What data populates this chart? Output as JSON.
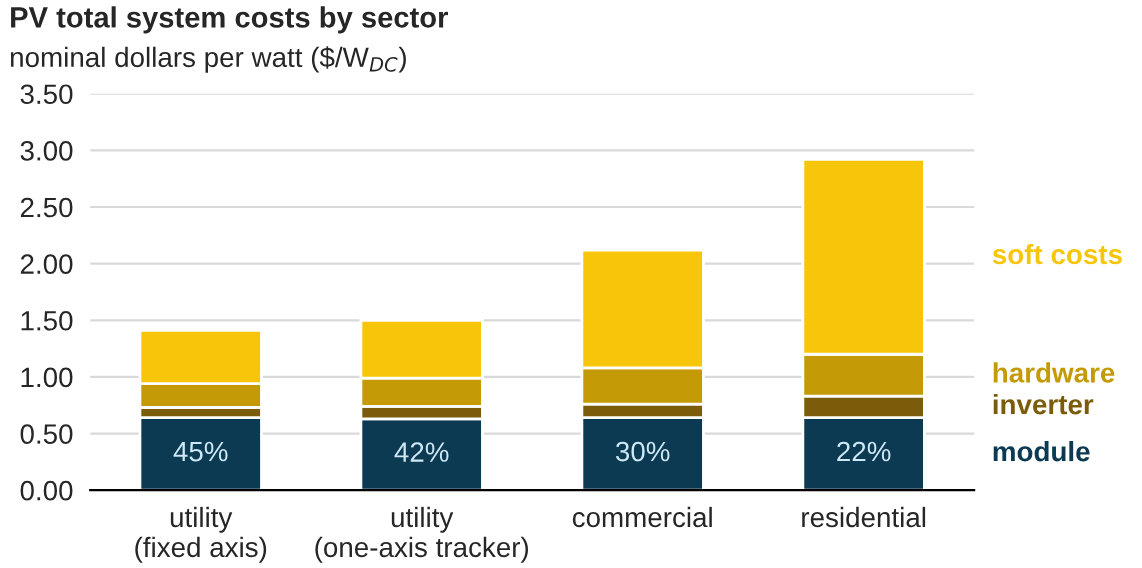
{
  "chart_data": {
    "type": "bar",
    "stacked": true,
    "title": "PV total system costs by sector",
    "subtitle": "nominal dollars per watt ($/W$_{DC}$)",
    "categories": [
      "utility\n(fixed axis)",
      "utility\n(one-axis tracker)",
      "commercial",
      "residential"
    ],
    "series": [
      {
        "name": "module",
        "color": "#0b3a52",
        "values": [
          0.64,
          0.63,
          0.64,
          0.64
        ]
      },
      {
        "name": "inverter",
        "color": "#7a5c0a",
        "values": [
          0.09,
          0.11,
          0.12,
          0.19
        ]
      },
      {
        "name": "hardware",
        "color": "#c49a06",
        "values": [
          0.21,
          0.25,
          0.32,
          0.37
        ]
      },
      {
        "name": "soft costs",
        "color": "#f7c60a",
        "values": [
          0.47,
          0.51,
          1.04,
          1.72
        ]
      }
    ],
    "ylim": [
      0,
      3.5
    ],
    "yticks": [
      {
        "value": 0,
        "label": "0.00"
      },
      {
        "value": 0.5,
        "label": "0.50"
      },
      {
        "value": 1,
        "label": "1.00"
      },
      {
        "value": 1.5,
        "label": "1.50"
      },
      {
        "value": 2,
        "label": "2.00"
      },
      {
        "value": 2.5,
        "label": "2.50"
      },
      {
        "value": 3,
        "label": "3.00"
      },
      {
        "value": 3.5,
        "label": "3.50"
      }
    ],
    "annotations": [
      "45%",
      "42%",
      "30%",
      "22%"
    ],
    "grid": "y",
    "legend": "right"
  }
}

_Your task_
Set every line down exactly as written, leaving each picture out.

_Answer for this exercise_
What data populates this chart? Output as JSON.
{
  "chart_data": {
    "type": "bar",
    "stacked": true,
    "title": "PV total system costs by sector",
    "subtitle": "nominal dollars per watt ($/W$_{DC}$)",
    "categories": [
      "utility\n(fixed axis)",
      "utility\n(one-axis tracker)",
      "commercial",
      "residential"
    ],
    "series": [
      {
        "name": "module",
        "color": "#0b3a52",
        "values": [
          0.64,
          0.63,
          0.64,
          0.64
        ]
      },
      {
        "name": "inverter",
        "color": "#7a5c0a",
        "values": [
          0.09,
          0.11,
          0.12,
          0.19
        ]
      },
      {
        "name": "hardware",
        "color": "#c49a06",
        "values": [
          0.21,
          0.25,
          0.32,
          0.37
        ]
      },
      {
        "name": "soft costs",
        "color": "#f7c60a",
        "values": [
          0.47,
          0.51,
          1.04,
          1.72
        ]
      }
    ],
    "ylim": [
      0,
      3.5
    ],
    "yticks": [
      {
        "value": 0,
        "label": "0.00"
      },
      {
        "value": 0.5,
        "label": "0.50"
      },
      {
        "value": 1,
        "label": "1.00"
      },
      {
        "value": 1.5,
        "label": "1.50"
      },
      {
        "value": 2,
        "label": "2.00"
      },
      {
        "value": 2.5,
        "label": "2.50"
      },
      {
        "value": 3,
        "label": "3.00"
      },
      {
        "value": 3.5,
        "label": "3.50"
      }
    ],
    "annotations": [
      "45%",
      "42%",
      "30%",
      "22%"
    ],
    "grid": "y",
    "legend": "right"
  }
}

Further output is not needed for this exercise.